_Dataset entries on figures_.
* * *
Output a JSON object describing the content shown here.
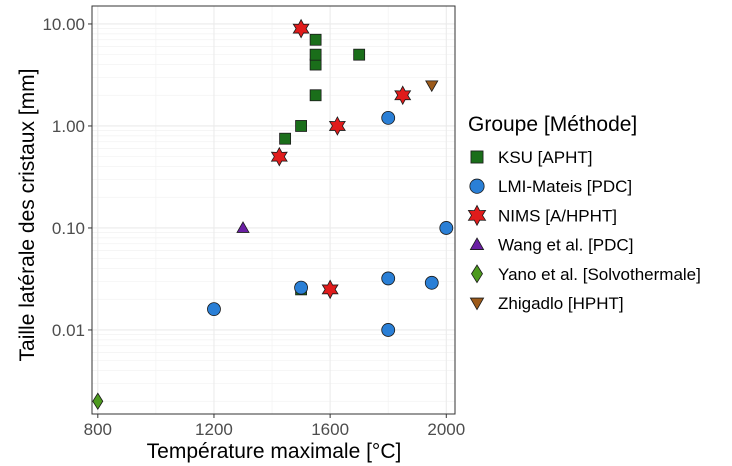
{
  "chart_data": {
    "type": "scatter",
    "xlabel": "Température maximale [°C]",
    "ylabel": "Taille latérale des cristaux [mm]",
    "xlim": [
      780,
      2030
    ],
    "ylim": [
      0.0015,
      15
    ],
    "y_scale": "log",
    "x_ticks": [
      800,
      1200,
      1600,
      2000
    ],
    "x_tick_labels": [
      "800",
      "1200",
      "1600",
      "2000"
    ],
    "y_ticks": [
      0.01,
      0.1,
      1,
      10
    ],
    "y_tick_labels": [
      "0.01",
      "0.10",
      "1.00",
      "10.00"
    ],
    "grid": true,
    "legend": {
      "title": "Groupe [Méthode]",
      "position": "right"
    },
    "series": [
      {
        "name": "KSU [APHT]",
        "marker": "square",
        "color": "#1a6e1a",
        "points": [
          {
            "x": 1445,
            "y": 0.75
          },
          {
            "x": 1500,
            "y": 1.0
          },
          {
            "x": 1550,
            "y": 2.0
          },
          {
            "x": 1550,
            "y": 4.0
          },
          {
            "x": 1550,
            "y": 5.0
          },
          {
            "x": 1550,
            "y": 7.0
          },
          {
            "x": 1700,
            "y": 5.0
          },
          {
            "x": 1500,
            "y": 0.025
          }
        ]
      },
      {
        "name": "LMI-Mateis [PDC]",
        "marker": "circle",
        "color": "#2a7fd6",
        "points": [
          {
            "x": 1200,
            "y": 0.016
          },
          {
            "x": 1500,
            "y": 0.026
          },
          {
            "x": 1800,
            "y": 0.032
          },
          {
            "x": 1800,
            "y": 0.01
          },
          {
            "x": 1800,
            "y": 1.2
          },
          {
            "x": 1950,
            "y": 0.029
          },
          {
            "x": 2000,
            "y": 0.1
          }
        ]
      },
      {
        "name": "NIMS [A/HPHT]",
        "marker": "star",
        "color": "#e01b1b",
        "points": [
          {
            "x": 1500,
            "y": 9.0
          },
          {
            "x": 1425,
            "y": 0.5
          },
          {
            "x": 1625,
            "y": 1.0
          },
          {
            "x": 1850,
            "y": 2.0
          },
          {
            "x": 1600,
            "y": 0.025
          }
        ]
      },
      {
        "name": "Wang et al. [PDC]",
        "marker": "triangle-up",
        "color": "#6a1fa3",
        "points": [
          {
            "x": 1300,
            "y": 0.1
          }
        ]
      },
      {
        "name": "Yano et al. [Solvothermale]",
        "marker": "diamond",
        "color": "#4d9a1e",
        "points": [
          {
            "x": 800,
            "y": 0.002
          }
        ]
      },
      {
        "name": "Zhigadlo [HPHT]",
        "marker": "triangle-down",
        "color": "#9c5a1a",
        "points": [
          {
            "x": 1950,
            "y": 2.5
          }
        ]
      }
    ]
  }
}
* * *
_Aim_. In the listing, find each line with the string "marker" and copy it.

_Completed task_.
        "marker": "square",
        "marker": "circle",
        "marker": "star",
        "marker": "triangle-up",
        "marker": "diamond",
        "marker": "triangle-down",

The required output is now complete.